— Start of DATASET CONTENT —

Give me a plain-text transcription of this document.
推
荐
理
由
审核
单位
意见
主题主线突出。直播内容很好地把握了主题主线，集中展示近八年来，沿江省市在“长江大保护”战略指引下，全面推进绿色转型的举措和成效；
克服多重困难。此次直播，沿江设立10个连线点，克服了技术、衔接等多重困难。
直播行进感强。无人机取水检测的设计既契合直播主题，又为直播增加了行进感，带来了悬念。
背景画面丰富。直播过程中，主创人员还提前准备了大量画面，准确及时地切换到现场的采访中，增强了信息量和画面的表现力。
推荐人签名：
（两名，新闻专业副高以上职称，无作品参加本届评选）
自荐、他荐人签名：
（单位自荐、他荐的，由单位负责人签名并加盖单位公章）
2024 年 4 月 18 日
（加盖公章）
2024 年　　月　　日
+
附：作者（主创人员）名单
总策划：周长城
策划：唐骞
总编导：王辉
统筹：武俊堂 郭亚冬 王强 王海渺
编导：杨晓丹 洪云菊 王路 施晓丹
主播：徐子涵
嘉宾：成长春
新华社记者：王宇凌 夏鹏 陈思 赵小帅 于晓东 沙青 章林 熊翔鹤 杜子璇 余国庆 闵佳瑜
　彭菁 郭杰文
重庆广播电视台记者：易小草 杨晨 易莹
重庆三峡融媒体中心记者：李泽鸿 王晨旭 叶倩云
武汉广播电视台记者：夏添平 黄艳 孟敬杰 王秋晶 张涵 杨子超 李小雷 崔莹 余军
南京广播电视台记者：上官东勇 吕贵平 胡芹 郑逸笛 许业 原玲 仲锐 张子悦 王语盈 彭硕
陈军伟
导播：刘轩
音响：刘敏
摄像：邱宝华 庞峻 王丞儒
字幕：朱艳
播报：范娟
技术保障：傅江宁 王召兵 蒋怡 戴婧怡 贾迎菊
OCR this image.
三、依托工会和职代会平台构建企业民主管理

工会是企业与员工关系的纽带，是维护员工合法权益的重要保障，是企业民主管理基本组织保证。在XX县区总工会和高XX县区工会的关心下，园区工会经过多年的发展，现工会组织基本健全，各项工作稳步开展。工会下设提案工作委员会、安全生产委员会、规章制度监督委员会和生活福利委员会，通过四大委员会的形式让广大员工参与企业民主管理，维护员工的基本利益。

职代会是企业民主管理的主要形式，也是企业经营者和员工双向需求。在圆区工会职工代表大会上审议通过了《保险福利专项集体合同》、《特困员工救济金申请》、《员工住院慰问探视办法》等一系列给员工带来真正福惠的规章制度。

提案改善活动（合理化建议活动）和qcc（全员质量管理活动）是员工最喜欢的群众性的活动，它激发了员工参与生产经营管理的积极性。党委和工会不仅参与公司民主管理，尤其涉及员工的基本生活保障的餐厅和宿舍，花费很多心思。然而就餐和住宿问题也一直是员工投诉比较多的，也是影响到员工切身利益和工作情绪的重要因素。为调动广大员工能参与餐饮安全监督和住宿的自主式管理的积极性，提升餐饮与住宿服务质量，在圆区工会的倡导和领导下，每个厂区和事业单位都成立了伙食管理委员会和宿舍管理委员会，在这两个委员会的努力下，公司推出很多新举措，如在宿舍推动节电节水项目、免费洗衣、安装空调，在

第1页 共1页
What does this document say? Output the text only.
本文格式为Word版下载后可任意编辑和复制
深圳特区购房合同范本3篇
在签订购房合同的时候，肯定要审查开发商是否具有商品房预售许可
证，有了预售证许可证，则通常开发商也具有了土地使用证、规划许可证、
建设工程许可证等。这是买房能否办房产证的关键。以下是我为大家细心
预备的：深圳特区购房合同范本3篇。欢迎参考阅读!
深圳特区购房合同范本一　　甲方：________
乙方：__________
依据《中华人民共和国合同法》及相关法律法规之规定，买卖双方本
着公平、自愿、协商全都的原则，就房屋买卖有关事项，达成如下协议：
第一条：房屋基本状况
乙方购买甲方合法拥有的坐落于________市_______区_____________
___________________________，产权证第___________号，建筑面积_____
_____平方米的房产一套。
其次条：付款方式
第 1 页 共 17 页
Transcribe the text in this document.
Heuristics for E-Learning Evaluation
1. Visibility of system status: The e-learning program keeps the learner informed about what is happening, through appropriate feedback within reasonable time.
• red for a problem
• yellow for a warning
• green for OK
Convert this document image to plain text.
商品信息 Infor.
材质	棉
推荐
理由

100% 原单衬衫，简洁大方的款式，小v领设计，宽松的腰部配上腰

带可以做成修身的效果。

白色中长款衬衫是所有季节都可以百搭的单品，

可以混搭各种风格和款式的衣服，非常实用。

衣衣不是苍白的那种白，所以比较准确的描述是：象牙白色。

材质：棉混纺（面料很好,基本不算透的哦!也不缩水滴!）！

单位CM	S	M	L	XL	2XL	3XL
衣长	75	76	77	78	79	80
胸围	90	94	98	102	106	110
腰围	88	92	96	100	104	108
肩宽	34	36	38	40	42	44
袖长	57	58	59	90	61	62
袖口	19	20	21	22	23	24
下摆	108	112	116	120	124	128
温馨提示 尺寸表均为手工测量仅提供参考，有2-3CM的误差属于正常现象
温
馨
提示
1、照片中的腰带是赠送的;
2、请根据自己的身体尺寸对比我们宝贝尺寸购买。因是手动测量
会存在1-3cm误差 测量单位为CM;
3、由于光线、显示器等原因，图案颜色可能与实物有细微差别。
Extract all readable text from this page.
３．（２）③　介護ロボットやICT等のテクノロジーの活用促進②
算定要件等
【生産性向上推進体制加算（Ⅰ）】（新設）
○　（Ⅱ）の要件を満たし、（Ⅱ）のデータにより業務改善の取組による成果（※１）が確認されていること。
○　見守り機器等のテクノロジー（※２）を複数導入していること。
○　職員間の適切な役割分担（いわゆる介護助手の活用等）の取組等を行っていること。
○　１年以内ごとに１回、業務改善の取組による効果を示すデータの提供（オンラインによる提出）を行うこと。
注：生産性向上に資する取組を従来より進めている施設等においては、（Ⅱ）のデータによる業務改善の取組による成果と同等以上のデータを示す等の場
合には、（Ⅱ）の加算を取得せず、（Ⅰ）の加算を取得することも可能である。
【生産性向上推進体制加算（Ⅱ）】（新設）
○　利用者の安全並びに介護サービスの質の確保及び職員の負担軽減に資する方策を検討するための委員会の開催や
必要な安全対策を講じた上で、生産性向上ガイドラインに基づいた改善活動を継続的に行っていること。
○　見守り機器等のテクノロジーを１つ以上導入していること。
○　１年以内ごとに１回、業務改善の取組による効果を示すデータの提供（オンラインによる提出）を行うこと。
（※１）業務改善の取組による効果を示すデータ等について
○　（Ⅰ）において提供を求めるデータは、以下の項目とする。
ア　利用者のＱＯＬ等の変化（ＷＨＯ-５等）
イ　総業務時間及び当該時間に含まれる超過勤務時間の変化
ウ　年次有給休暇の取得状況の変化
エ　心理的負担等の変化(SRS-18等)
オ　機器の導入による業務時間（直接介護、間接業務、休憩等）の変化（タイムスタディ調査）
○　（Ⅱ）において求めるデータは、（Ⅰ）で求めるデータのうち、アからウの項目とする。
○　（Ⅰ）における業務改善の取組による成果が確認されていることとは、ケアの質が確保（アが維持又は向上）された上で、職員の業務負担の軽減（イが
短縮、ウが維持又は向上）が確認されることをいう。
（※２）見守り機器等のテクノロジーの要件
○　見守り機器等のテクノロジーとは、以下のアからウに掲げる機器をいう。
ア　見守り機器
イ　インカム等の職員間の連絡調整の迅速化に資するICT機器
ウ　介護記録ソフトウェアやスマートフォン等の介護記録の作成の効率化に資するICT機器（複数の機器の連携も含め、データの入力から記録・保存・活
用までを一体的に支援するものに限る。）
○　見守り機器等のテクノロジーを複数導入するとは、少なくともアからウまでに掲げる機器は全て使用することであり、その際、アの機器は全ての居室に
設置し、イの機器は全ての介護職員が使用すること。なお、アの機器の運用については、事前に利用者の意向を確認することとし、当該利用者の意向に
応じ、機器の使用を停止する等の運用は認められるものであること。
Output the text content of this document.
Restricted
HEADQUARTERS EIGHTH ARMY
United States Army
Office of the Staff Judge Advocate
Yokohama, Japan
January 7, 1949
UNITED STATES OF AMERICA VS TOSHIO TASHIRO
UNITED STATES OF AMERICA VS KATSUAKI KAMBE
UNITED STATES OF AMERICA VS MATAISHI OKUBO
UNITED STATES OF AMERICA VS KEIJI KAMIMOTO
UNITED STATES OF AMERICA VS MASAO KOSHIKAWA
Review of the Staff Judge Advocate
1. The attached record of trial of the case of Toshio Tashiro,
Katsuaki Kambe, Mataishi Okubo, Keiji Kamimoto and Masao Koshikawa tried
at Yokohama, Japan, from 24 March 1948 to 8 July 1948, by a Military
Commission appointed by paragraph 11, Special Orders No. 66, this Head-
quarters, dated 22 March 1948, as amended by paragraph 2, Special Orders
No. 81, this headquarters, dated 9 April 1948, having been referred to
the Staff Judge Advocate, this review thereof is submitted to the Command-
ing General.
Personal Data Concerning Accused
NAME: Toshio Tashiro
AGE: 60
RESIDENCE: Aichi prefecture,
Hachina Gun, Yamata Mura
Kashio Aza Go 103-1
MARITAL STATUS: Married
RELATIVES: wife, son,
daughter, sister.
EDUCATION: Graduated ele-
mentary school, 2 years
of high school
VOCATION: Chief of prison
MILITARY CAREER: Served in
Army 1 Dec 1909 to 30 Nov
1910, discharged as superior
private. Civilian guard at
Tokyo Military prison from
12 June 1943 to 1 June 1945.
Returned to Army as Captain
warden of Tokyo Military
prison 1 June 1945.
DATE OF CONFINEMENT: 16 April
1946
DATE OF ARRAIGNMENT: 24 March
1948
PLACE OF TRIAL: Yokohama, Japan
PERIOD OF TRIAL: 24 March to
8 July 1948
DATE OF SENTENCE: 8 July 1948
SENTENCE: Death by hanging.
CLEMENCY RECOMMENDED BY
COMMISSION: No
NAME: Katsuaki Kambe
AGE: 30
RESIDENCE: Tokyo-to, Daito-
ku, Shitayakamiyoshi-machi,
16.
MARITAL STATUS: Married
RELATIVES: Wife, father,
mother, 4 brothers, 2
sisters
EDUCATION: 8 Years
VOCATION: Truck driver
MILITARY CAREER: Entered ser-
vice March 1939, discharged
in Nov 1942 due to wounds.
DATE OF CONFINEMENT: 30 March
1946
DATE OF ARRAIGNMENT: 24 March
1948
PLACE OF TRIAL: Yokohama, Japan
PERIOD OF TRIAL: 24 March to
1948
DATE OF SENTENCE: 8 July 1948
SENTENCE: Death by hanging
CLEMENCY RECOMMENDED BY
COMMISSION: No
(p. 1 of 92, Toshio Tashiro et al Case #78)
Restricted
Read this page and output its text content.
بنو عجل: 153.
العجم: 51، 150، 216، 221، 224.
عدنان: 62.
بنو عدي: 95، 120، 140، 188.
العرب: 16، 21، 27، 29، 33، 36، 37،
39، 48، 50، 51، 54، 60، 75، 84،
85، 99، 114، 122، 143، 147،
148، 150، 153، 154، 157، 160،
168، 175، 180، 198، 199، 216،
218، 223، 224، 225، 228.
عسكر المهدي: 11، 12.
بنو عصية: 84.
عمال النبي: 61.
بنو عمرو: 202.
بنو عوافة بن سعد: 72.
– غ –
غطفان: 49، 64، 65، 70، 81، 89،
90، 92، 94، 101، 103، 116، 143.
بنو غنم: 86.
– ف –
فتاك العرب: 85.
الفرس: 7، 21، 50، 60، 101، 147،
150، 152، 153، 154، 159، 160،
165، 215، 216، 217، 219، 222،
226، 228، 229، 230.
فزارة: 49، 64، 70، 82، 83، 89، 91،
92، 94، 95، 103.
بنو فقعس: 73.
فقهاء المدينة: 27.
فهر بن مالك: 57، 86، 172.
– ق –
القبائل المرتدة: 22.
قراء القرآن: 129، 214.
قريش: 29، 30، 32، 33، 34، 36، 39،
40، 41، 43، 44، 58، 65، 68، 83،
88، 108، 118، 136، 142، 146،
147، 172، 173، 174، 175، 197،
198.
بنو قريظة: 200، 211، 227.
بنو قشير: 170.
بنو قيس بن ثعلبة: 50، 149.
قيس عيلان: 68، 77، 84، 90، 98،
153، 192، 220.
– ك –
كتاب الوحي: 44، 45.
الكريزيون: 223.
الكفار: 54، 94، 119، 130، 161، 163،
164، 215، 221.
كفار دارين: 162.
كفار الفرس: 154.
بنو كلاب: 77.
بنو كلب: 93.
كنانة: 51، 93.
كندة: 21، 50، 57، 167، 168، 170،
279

— End of DATASET CONTENT —

| PROBLEM TO SOLVE |
Give again the lines from the line holding "Read this page and output its text content." through the close of the listing, both included, exactly as written and with nothing else.

| WRITTEN SOLUTION |
Read this page and output its text content.
بنو عجل: 153.
العجم: 51، 150، 216، 221، 224.
عدنان: 62.
بنو عدي: 95، 120، 140، 188.
العرب: 16، 21، 27، 29، 33، 36، 37،
39، 48، 50، 51، 54، 60، 75، 84،
85، 99، 114، 122، 143، 147،
148، 150، 153، 154، 157، 160،
168، 175، 180، 198، 199، 216،
218، 223، 224، 225، 228.
عسكر المهدي: 11، 12.
بنو عصية: 84.
عمال النبي: 61.
بنو عمرو: 202.
بنو عوافة بن سعد: 72.
– غ –
غطفان: 49، 64، 65، 70، 81، 89،
90، 92، 94، 101، 103، 116، 143.
بنو غنم: 86.
– ف –
فتاك العرب: 85.
الفرس: 7، 21، 50، 60، 101، 147،
150، 152، 153، 154، 159، 160،
165، 215، 216، 217، 219، 222،
226، 228، 229، 230.
فزارة: 49، 64، 70، 82، 83، 89، 91،
92، 94، 95، 103.
بنو فقعس: 73.
فقهاء المدينة: 27.
فهر بن مالك: 57، 86، 172.
– ق –
القبائل المرتدة: 22.
قراء القرآن: 129، 214.
قريش: 29، 30، 32، 33، 34، 36، 39،
40، 41، 43، 44، 58، 65، 68، 83،
88، 108، 118، 136، 142، 146،
147، 172، 173، 174، 175، 197،
198.
بنو قريظة: 200، 211، 227.
بنو قشير: 170.
بنو قيس بن ثعلبة: 50، 149.
قيس عيلان: 68، 77، 84، 90، 98،
153، 192، 220.
– ك –
كتاب الوحي: 44، 45.
الكريزيون: 223.
الكفار: 54، 94، 119، 130، 161، 163،
164، 215، 221.
كفار دارين: 162.
كفار الفرس: 154.
بنو كلاب: 77.
بنو كلب: 93.
كنانة: 51، 93.
كندة: 21، 50، 57، 167، 168، 170،
279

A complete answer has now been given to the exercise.